(Structured figure records)
• • •

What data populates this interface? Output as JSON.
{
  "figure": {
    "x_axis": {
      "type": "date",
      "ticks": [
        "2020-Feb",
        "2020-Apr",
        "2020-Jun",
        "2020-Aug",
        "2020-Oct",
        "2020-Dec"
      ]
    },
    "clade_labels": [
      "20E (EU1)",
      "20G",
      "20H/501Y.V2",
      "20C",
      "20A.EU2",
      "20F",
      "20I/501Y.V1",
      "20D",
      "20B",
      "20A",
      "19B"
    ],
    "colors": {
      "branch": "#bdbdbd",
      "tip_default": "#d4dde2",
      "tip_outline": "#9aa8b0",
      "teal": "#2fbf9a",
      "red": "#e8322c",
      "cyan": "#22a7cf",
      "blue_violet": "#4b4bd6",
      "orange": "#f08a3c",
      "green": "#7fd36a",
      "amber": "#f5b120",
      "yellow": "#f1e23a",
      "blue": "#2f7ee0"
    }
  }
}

• • •

What is asked
Your task is to repeat the data exactly, with nothing left out.

Final answer
What data populates this interface? Output as JSON.
{
  "figure": {
    "x_axis": {
      "type": "date",
      "ticks": [
        "2020-Feb",
        "2020-Apr",
        "2020-Jun",
        "2020-Aug",
        "2020-Oct",
        "2020-Dec"
      ]
    },
    "clade_labels": [
      "20E (EU1)",
      "20G",
      "20H/501Y.V2",
      "20C",
      "20A.EU2",
      "20F",
      "20I/501Y.V1",
      "20D",
      "20B",
      "20A",
      "19B"
    ],
    "colors": {
      "branch": "#bdbdbd",
      "tip_default": "#d4dde2",
      "tip_outline": "#9aa8b0",
      "teal": "#2fbf9a",
      "red": "#e8322c",
      "cyan": "#22a7cf",
      "blue_violet": "#4b4bd6",
      "orange": "#f08a3c",
      "green": "#7fd36a",
      "amber": "#f5b120",
      "yellow": "#f1e23a",
      "blue": "#2f7ee0"
    }
  }
}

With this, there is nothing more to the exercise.